(Série de tâches):
A – Dans l'extrait sur Sarn, réécrivez plus brièvement le paragraphe qui commence par « Les romancières anglaises ont ceci d’incomparable » en gardant ses faits principaux.
B – Prolongez le texte consacré à Sarn à partir de sa dernière phrase.

(Extrait à lire):
<<<<

Sarn de Mary Webb

Le charme puissant de Sarn

 

Je viens de relire Sarn, de Mary Webb, vingt ans après l'avoir découvert et je suis retombée sous le charme de ce véritable bijou de la littérature anglaise. 

 

Un bijou ? Le terme n'est pas tout à fait adapté pour ce texte qui égale en puissance romanesque et en lyrisme de l’écriture Les Hauts de Hurlevent d'Emily Brontë, ce génie un peu fou parmi les génies.

Les romancières anglaises ont ceci d’incomparable, leur capacité à trousser des histoires diablement alertes, d'émettre une foule de réflexions intelligentes sans jamais devenir ennuyeuses et de mener l'action tambour battant grâce à des dialogues plein de saveur originale. La réalité qu'elles font surgir sous nos yeux nous captive et ne cesse de nous émouvoir. Ainsi, Sarn.

Mais ce roman, s'il reste très anglais, déborde de tout formalisme et défie tout étiquetage. Il est universel par sa thématique - l’expérience de  l’infirmité face à la société, moqueuse et intolérante, - par sa saisissante  proximité avec l'humain. L’œuvre romanesque, là, n’est plus un exercice d’expression littéraire destiné à briller et à séduire, non, elle nous frappe, nous matraque presque, habitée d’une densité sauvage, portée par l'âpreté de la langue lorsque Mary Webb fait suinter la haine des coeurs et des bouches ; ou au contraire nous enchante lorsqu’elle laisse couler le velouté de la phrase pour capter les premiers frémissements du printemps naissant ou plus encore, ceux du désir érotique, enfin libéré.

>>>>

(Informations fournies):
<<<<

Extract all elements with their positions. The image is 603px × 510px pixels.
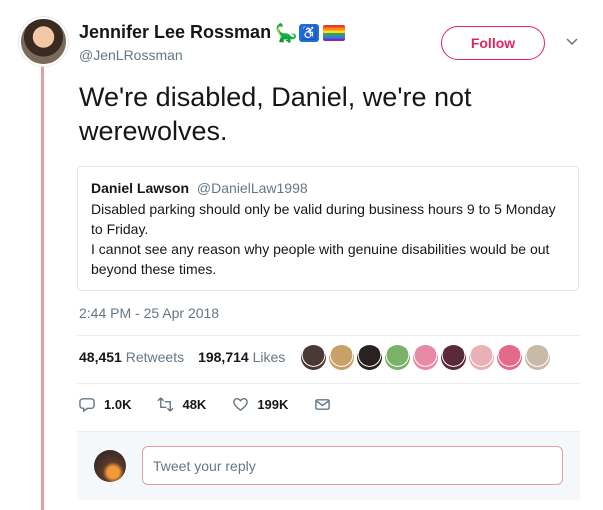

>>>>

(Réponses aux tâches):
A – Les romancières anglaises savent écrire des histoires très vives, riches en réflexions intelligentes mais jamais ennuyeuses, et faire avancer l'action grâce à des dialogues savoureux et originaux. La réalité qu'elles font naître captive et émeut sans cesse le lecteur, comme c'est le cas dans Sarn.

B –
L'action se passe dans un coin reculé du comté du Stropshire au début du 19ème siècle. Sarn est le nom de la terre, de la ferme et par voie d'usage, de la famille qui y habite et pratique la culture et l’élevage des moutons. Le fils Gédéon, terrifiant personnage qui évoque Heathcliff, la fille Prue et la mère veuve compose une sorte de triptyque atypique qui évolue dans ce cadre rural, quelque peu excentré d’une communauté de villageois et de fermiers encore imprégnés de préjugés et croyances archaïques.     

 

La campagne alentour de leur ferme, mystérieuse et colorée par une végétation exubérante et anarchique du fait de la proximité d'un lac aux eaux troubles, exalte l'esprit imaginatif et généreux de la jeune Prue, affligée d'un bec de lièvre, ce qui dans ces régions reculées, peut  encore  vous conduire à la mort.

 

Prue est un personnage absolument magnifique et ce livre est tout bonnement une totalité. Une analyse des mœurs sociales de ce temps  conduite par un sens de l’observation très aiguisé, démultiplié par la profondeur presque mystique des sentiments abordés. Alors que Jane Austen, qui la précède de près d’un siècle dans ce registre de la peinture sociale, cisèle ses modèles pour brosser un tableau le plus objectif possible d'une époque et d'un milieu, Mary Webb invente un lieu de magie, un univers à la fois banal et paroxystique. Un concentré d’humain dans lequel le regard limpide de la jeune Prue, le versant oblatif de sa nature, mais en même temps la rigueur de son intelligence et sa force de conviction intime, feront plier le destin qui semblait vouloir la briser.   

 

Le miracle de ce roman est que ses multiples ingrédients, tension d’une intrigue assez musclée, amplitude du style et foi de la jeune romancière en l’espérance se fondent en un crescendo qui ne tombe à aucun moment dans la mièvrerie ou la procédure maniérée. L'aspect moral jamais confus ou amoindri, jamais primaire, sinue à travers le récit comme un fil de lumière, le mène à l'apothéose d’une fin qui conclut heureusement cette oeuvre étourdissante, pleine d'une vitalité post-romantique.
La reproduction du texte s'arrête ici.